Short task:
Bring together all lines of the material below that contain the string "name".

Records that describe figures
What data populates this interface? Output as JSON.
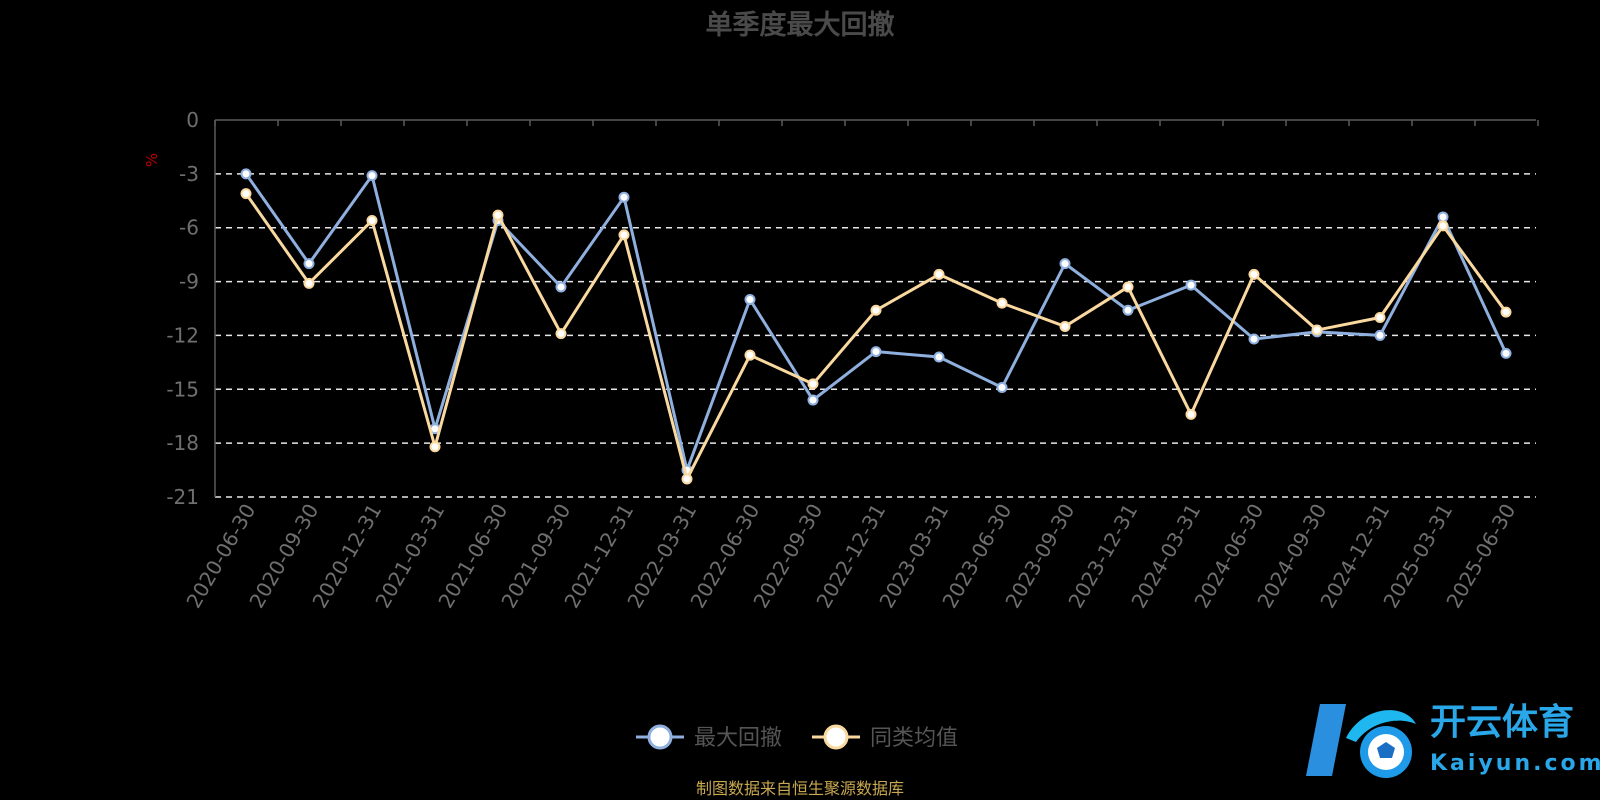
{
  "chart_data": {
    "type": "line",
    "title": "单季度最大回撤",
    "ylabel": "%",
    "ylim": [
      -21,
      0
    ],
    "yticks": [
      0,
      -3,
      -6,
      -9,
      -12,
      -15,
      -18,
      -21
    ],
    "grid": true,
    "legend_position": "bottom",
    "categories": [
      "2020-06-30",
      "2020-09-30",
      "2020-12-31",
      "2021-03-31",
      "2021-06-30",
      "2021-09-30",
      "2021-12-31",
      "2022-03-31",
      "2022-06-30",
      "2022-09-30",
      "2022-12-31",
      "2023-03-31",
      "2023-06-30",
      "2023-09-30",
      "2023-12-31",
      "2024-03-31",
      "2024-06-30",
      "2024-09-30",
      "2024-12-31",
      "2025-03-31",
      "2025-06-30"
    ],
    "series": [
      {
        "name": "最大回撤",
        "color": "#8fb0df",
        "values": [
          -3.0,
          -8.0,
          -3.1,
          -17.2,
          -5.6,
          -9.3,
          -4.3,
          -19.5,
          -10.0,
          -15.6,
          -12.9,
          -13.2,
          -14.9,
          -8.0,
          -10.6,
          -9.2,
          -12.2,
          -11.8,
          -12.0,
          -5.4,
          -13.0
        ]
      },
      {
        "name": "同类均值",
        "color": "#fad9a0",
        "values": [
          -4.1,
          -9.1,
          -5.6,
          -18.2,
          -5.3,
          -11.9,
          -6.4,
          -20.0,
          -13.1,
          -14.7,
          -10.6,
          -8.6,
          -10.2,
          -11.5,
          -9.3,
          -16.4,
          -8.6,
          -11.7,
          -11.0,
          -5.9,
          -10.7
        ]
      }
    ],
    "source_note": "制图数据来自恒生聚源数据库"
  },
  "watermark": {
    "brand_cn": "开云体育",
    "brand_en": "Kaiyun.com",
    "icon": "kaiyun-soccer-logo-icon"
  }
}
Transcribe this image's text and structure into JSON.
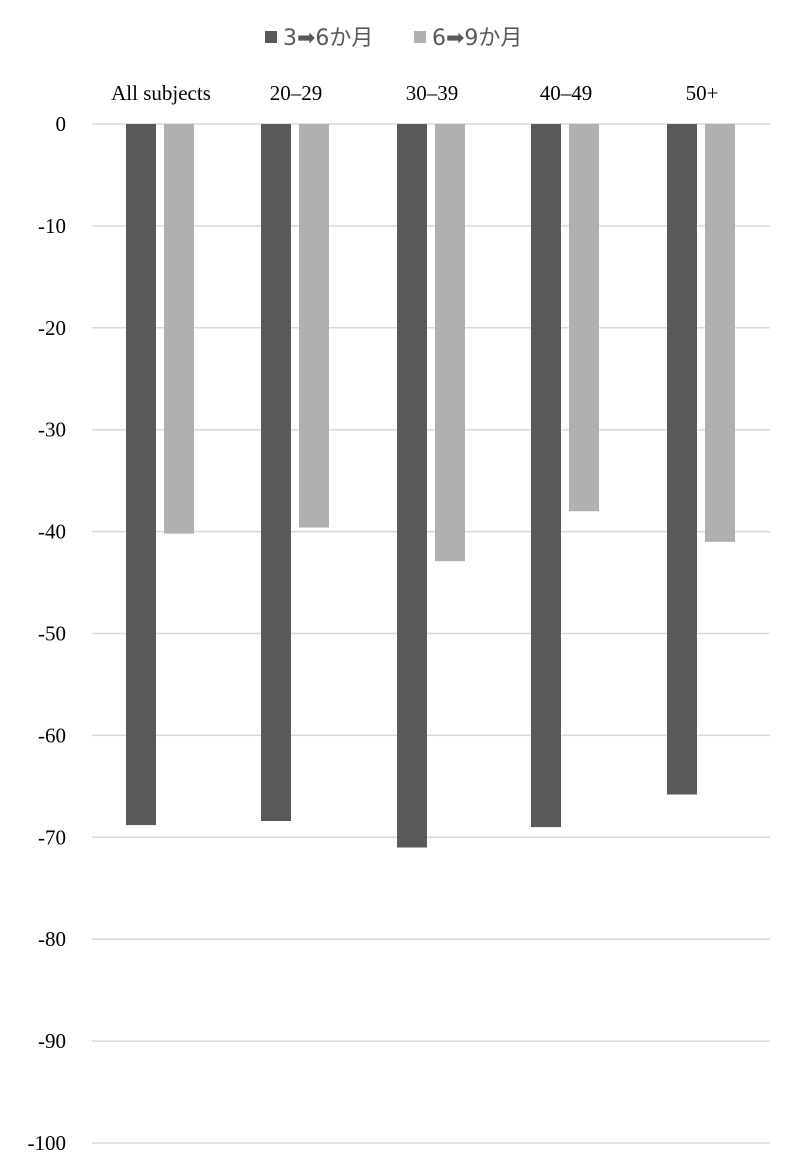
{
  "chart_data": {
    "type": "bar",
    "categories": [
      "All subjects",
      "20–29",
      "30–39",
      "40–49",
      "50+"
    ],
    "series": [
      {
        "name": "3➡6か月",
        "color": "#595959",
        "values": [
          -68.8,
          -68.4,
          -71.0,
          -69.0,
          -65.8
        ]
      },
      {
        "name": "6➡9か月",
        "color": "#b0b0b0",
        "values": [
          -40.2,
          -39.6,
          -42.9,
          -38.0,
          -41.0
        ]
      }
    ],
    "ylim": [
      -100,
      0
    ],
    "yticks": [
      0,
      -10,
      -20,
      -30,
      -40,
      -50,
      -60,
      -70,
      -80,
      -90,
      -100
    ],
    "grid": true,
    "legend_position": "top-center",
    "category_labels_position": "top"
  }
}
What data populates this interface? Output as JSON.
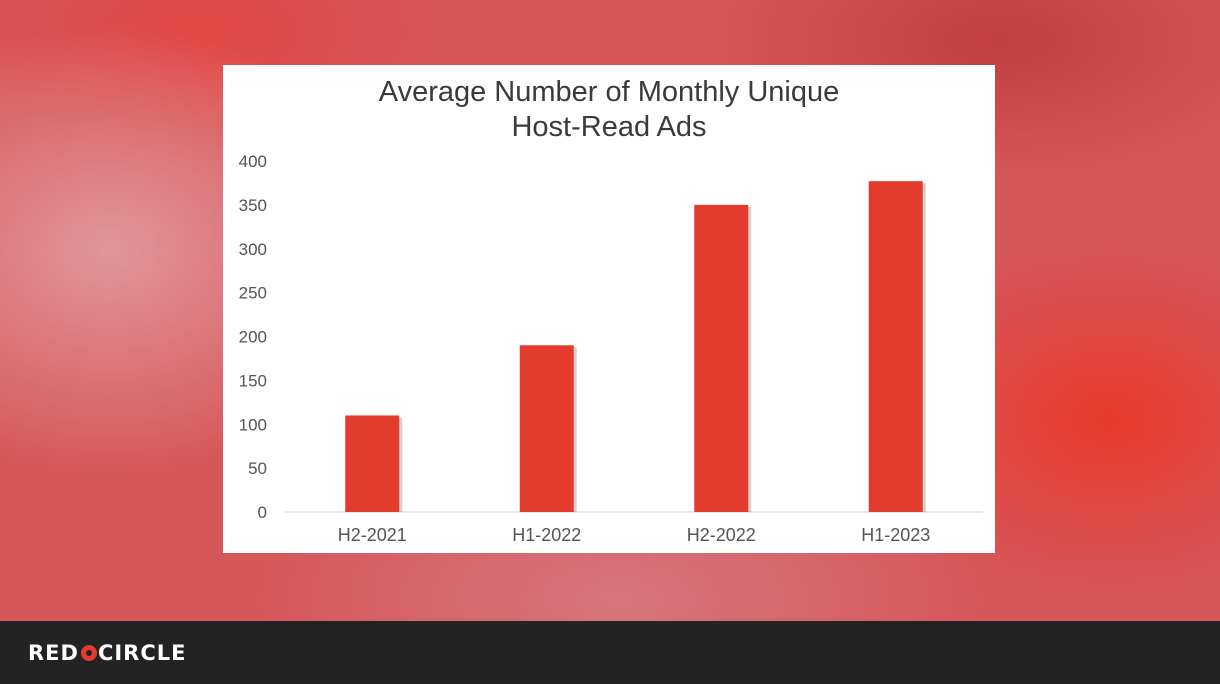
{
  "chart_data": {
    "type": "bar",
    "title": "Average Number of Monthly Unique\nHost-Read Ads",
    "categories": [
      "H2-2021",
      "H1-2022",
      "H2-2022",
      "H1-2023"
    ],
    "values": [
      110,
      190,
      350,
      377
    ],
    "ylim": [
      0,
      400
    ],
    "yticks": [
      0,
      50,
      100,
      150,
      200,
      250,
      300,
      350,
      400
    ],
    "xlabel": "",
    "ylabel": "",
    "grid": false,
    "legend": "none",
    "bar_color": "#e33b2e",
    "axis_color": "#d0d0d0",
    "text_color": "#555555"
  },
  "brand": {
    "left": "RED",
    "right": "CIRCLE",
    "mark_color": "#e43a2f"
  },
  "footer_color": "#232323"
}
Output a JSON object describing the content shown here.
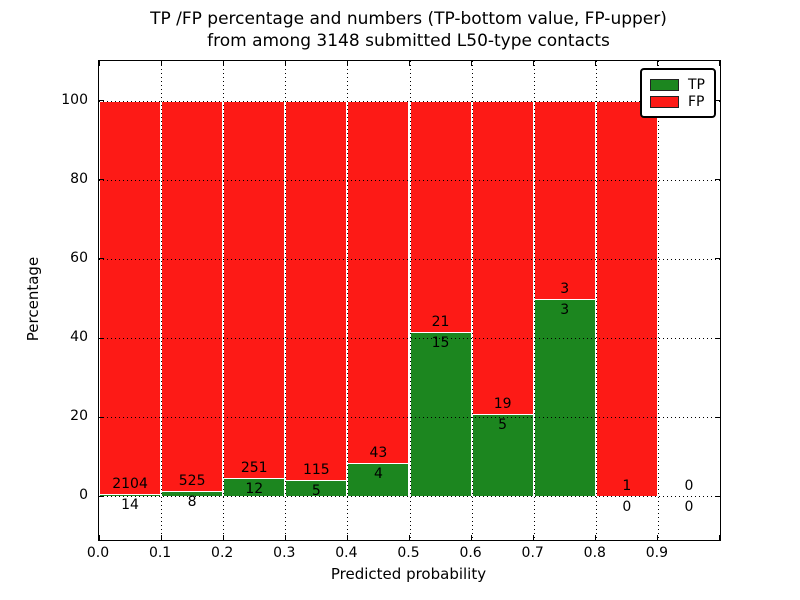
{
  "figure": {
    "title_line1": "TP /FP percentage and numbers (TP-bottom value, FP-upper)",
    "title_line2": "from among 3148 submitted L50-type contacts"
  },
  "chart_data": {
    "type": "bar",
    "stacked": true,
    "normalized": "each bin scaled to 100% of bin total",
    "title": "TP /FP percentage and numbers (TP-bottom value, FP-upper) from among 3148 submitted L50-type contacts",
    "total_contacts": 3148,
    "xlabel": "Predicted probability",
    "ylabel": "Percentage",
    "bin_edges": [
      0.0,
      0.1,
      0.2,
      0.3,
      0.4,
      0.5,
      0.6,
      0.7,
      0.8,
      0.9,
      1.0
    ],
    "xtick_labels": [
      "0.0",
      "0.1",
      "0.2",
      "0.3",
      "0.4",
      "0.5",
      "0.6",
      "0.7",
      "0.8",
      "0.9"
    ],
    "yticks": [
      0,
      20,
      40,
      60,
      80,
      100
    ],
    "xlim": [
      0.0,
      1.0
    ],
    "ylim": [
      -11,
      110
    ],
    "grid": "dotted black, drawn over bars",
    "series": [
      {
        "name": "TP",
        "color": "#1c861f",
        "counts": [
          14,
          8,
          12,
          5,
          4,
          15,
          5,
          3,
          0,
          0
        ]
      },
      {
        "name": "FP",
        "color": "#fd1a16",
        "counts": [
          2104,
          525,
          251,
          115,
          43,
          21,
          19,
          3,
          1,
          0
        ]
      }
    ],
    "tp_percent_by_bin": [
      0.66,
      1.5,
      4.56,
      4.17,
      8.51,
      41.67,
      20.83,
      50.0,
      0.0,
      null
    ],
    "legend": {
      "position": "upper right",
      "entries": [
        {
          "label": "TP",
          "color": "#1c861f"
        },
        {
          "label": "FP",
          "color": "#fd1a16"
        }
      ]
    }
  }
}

Completed task:
        "name": "最大回撤",
        "name": "同类均值",
        "name": "3➡6か月",
        "name": "6➡9か月",
        "name": "TP",
        "name": "FP",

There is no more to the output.